** START RECORD SET **

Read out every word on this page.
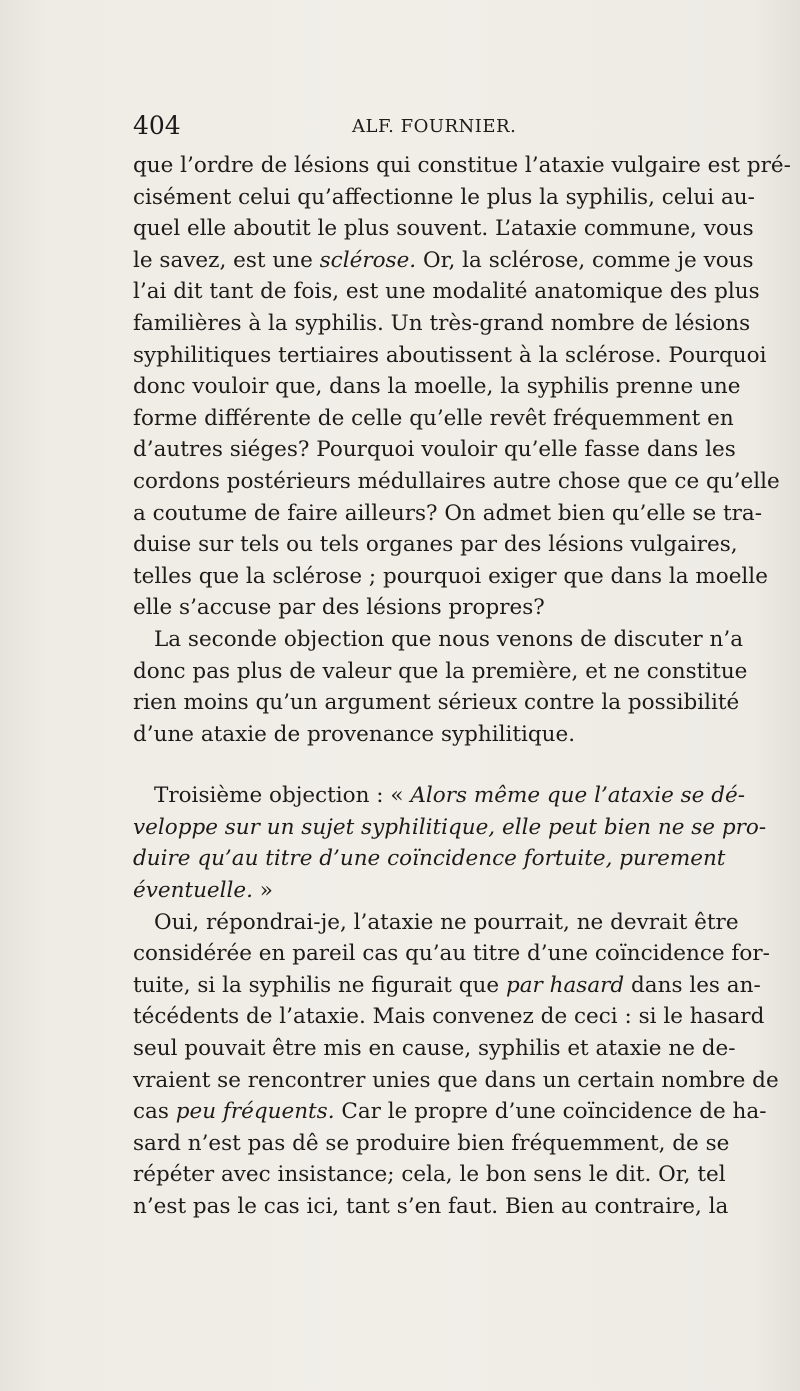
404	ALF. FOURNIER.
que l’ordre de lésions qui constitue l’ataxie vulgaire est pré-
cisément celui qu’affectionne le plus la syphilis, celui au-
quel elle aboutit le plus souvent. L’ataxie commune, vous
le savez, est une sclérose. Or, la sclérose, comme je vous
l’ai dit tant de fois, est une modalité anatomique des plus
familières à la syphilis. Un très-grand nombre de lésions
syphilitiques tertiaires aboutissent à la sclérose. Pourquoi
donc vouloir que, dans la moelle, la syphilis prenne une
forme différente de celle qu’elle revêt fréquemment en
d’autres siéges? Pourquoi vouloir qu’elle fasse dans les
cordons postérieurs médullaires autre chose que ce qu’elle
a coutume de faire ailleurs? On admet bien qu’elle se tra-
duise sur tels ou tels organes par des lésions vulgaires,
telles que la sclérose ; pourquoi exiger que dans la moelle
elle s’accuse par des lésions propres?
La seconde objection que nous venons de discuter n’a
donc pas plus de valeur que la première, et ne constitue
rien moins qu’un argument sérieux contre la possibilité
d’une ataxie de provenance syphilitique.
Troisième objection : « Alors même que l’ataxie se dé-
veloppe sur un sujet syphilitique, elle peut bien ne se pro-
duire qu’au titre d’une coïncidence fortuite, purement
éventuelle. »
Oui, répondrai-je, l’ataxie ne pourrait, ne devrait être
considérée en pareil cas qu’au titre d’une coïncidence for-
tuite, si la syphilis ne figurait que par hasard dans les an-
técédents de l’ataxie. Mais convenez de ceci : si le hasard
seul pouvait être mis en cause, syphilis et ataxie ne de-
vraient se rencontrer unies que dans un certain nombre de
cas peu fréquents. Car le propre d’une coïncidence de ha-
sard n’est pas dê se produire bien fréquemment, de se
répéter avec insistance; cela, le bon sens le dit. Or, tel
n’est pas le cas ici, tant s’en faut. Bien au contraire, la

** END RECORD SET **

PROBLEM REQUIREMENTS: All the records above need to be given again word for word. Skip the pictures.

THE COMPLETED TASK:
Read out every word on this page.
404	ALF. FOURNIER.
que l’ordre de lésions qui constitue l’ataxie vulgaire est pré-
cisément celui qu’affectionne le plus la syphilis, celui au-
quel elle aboutit le plus souvent. L’ataxie commune, vous
le savez, est une sclérose. Or, la sclérose, comme je vous
l’ai dit tant de fois, est une modalité anatomique des plus
familières à la syphilis. Un très-grand nombre de lésions
syphilitiques tertiaires aboutissent à la sclérose. Pourquoi
donc vouloir que, dans la moelle, la syphilis prenne une
forme différente de celle qu’elle revêt fréquemment en
d’autres siéges? Pourquoi vouloir qu’elle fasse dans les
cordons postérieurs médullaires autre chose que ce qu’elle
a coutume de faire ailleurs? On admet bien qu’elle se tra-
duise sur tels ou tels organes par des lésions vulgaires,
telles que la sclérose ; pourquoi exiger que dans la moelle
elle s’accuse par des lésions propres?
La seconde objection que nous venons de discuter n’a
donc pas plus de valeur que la première, et ne constitue
rien moins qu’un argument sérieux contre la possibilité
d’une ataxie de provenance syphilitique.
Troisième objection : « Alors même que l’ataxie se dé-
veloppe sur un sujet syphilitique, elle peut bien ne se pro-
duire qu’au titre d’une coïncidence fortuite, purement
éventuelle. »
Oui, répondrai-je, l’ataxie ne pourrait, ne devrait être
considérée en pareil cas qu’au titre d’une coïncidence for-
tuite, si la syphilis ne figurait que par hasard dans les an-
técédents de l’ataxie. Mais convenez de ceci : si le hasard
seul pouvait être mis en cause, syphilis et ataxie ne de-
vraient se rencontrer unies que dans un certain nombre de
cas peu fréquents. Car le propre d’une coïncidence de ha-
sard n’est pas dê se produire bien fréquemment, de se
répéter avec insistance; cela, le bon sens le dit. Or, tel
n’est pas le cas ici, tant s’en faut. Bien au contraire, la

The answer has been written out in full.